Records from a collection:
+++++
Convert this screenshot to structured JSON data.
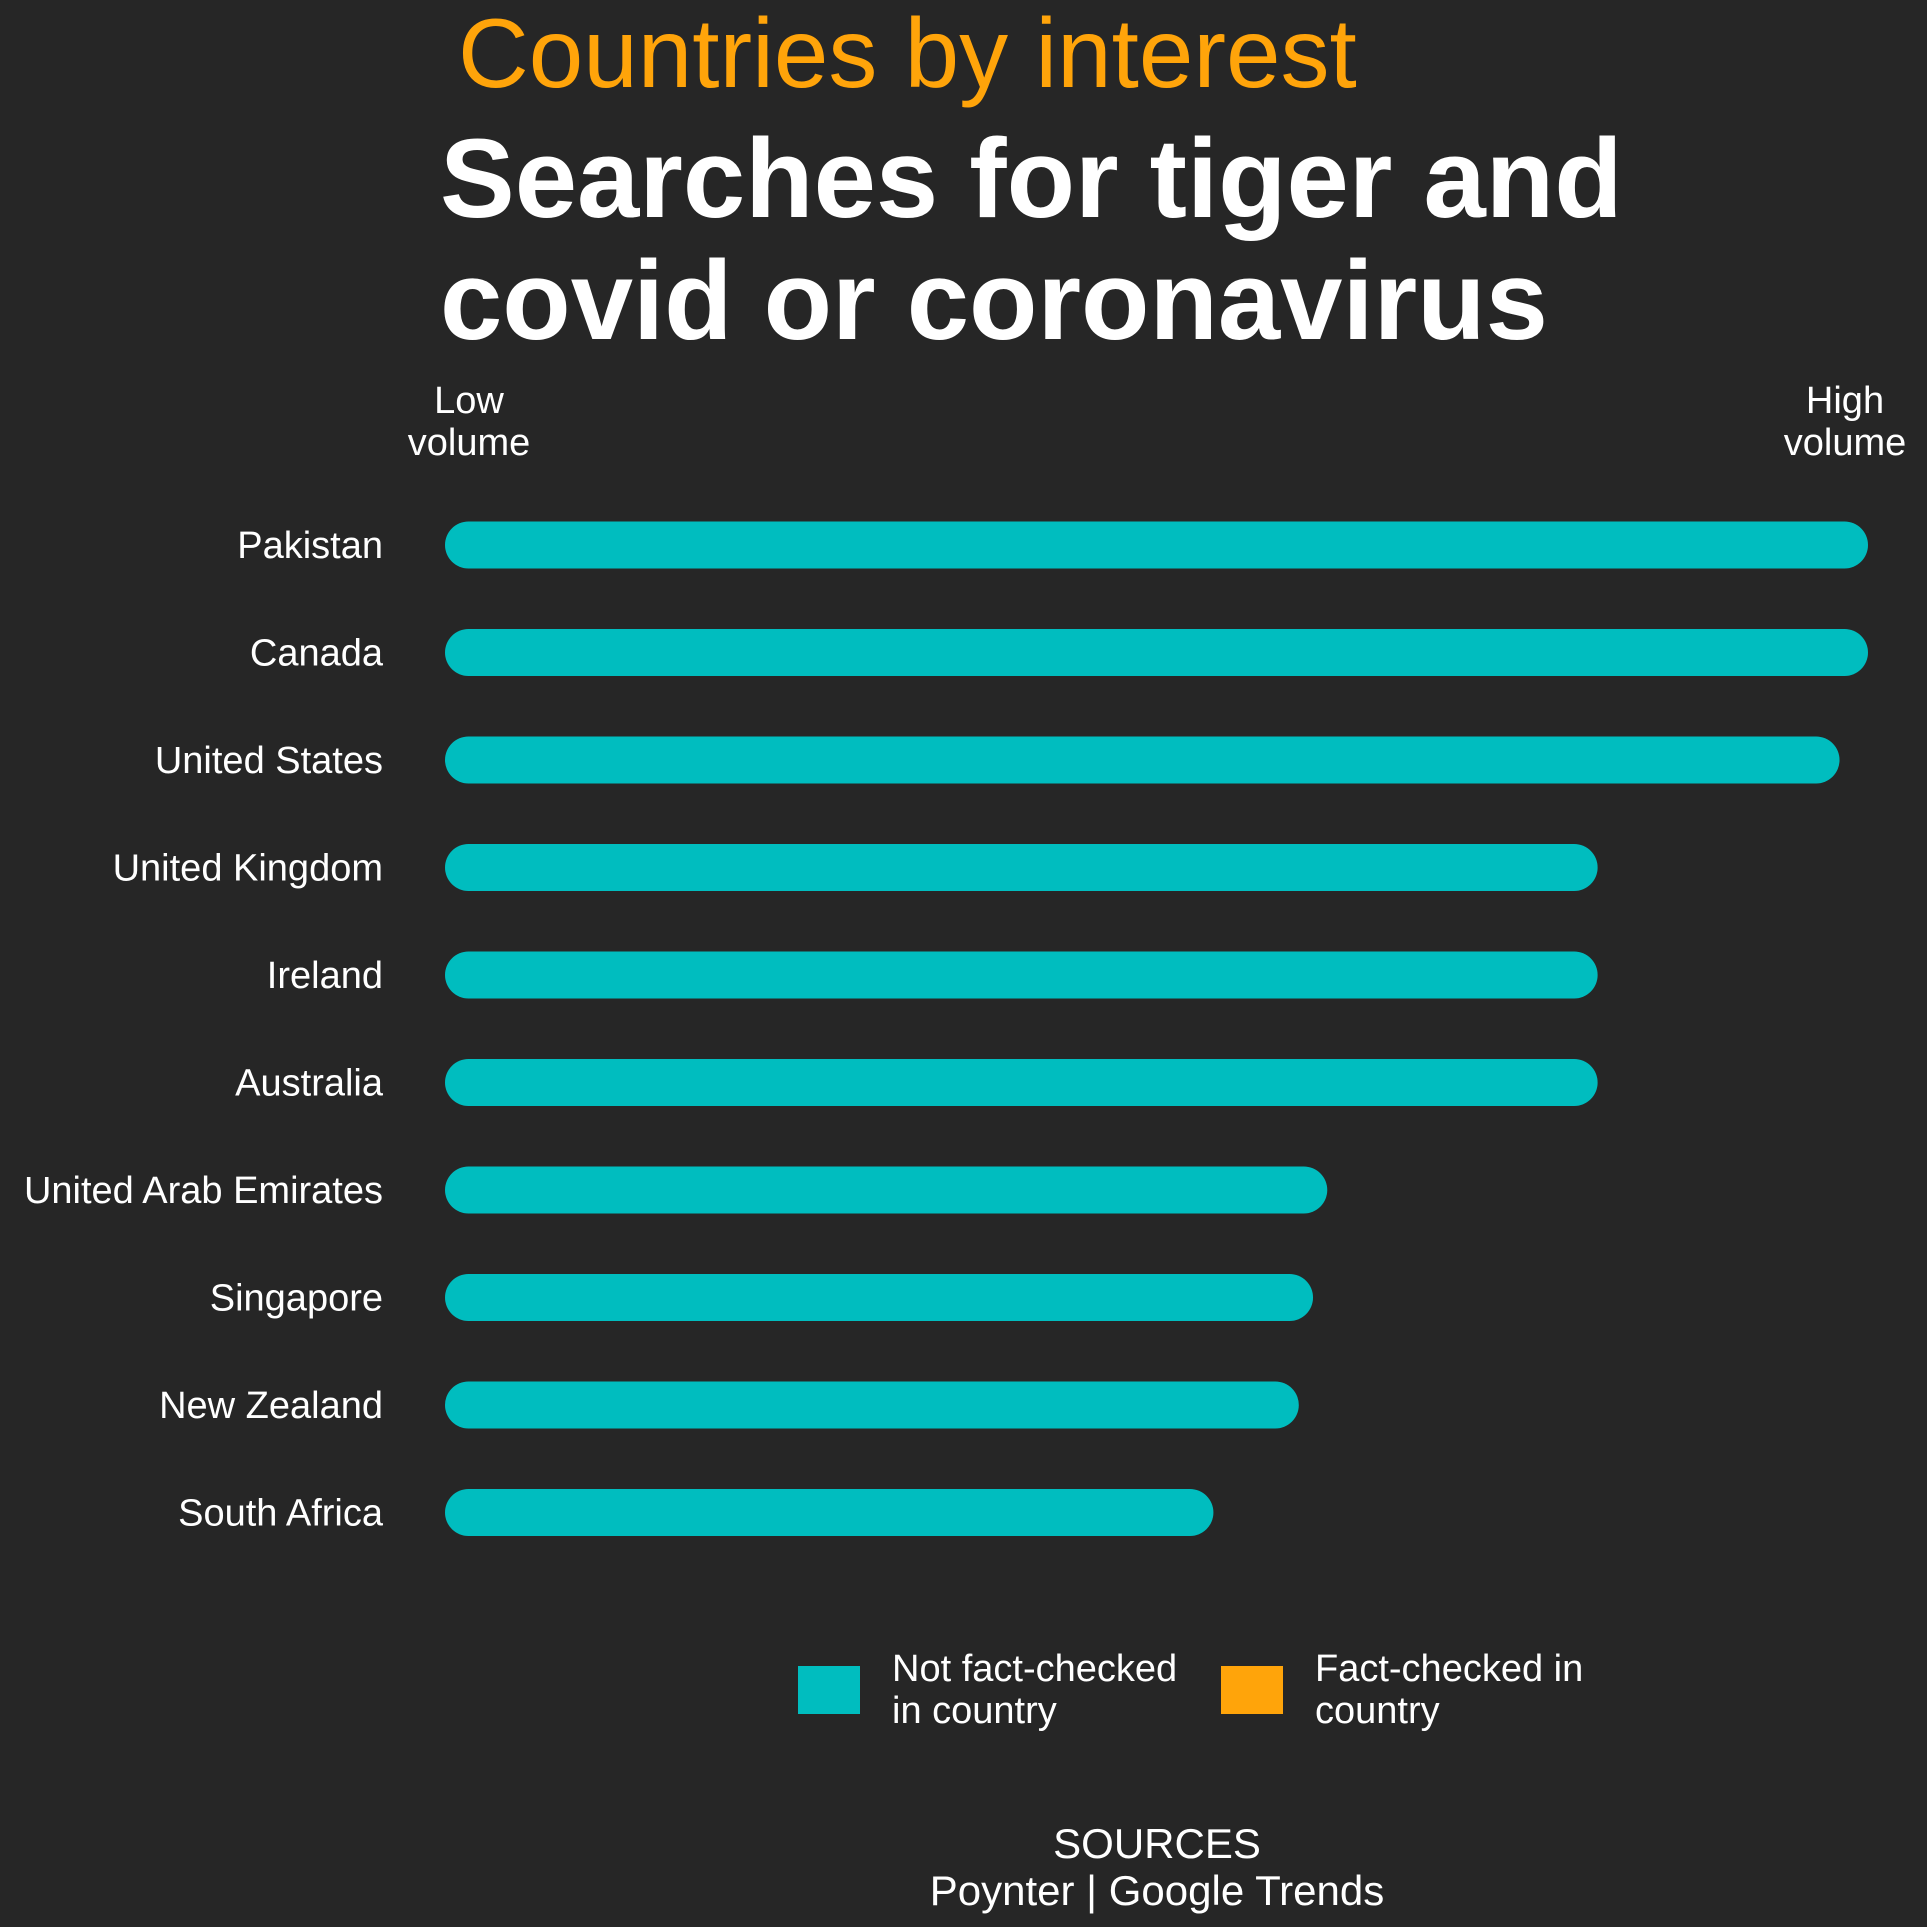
{
  "kicker": "Countries by interest",
  "headline": "Searches for tiger and covid or coronavirus",
  "axis": {
    "low_label": "Low volume",
    "high_label": "High volume"
  },
  "colors": {
    "background": "#262626",
    "not_fact_checked": "#00bdbf",
    "fact_checked": "#ffa40a",
    "kicker": "#ffa40a"
  },
  "legend": {
    "not_fact_checked": "Not fact-checked in country",
    "fact_checked": "Fact-checked in country"
  },
  "sources": {
    "heading": "SOURCES",
    "text": "Poynter | Google Trends"
  },
  "chart_data": {
    "type": "bar",
    "orientation": "horizontal",
    "value_scale": "relative search volume (0 = low, 100 = high)",
    "xlim": [
      0,
      100
    ],
    "categories": [
      "Pakistan",
      "Canada",
      "United States",
      "United Kingdom",
      "Ireland",
      "Australia",
      "United Arab Emirates",
      "Singapore",
      "New Zealand",
      "South Africa"
    ],
    "values": [
      100,
      100,
      98,
      81,
      81,
      81,
      62,
      61,
      60,
      54
    ],
    "fact_checked": [
      false,
      false,
      false,
      false,
      false,
      false,
      false,
      false,
      false,
      false
    ],
    "legend_position": "bottom"
  }
}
+++++
WHAT YOU HAVE TO DO: Leaving every picture out, output the data exactly as it stands.

SOLVED PROBLEM:
Convert this screenshot to structured JSON data.
{
  "kicker": "Countries by interest",
  "headline": "Searches for tiger and covid or coronavirus",
  "axis": {
    "low_label": "Low volume",
    "high_label": "High volume"
  },
  "colors": {
    "background": "#262626",
    "not_fact_checked": "#00bdbf",
    "fact_checked": "#ffa40a",
    "kicker": "#ffa40a"
  },
  "legend": {
    "not_fact_checked": "Not fact-checked in country",
    "fact_checked": "Fact-checked in country"
  },
  "sources": {
    "heading": "SOURCES",
    "text": "Poynter | Google Trends"
  },
  "chart_data": {
    "type": "bar",
    "orientation": "horizontal",
    "value_scale": "relative search volume (0 = low, 100 = high)",
    "xlim": [
      0,
      100
    ],
    "categories": [
      "Pakistan",
      "Canada",
      "United States",
      "United Kingdom",
      "Ireland",
      "Australia",
      "United Arab Emirates",
      "Singapore",
      "New Zealand",
      "South Africa"
    ],
    "values": [
      100,
      100,
      98,
      81,
      81,
      81,
      62,
      61,
      60,
      54
    ],
    "fact_checked": [
      false,
      false,
      false,
      false,
      false,
      false,
      false,
      false,
      false,
      false
    ],
    "legend_position": "bottom"
  }
}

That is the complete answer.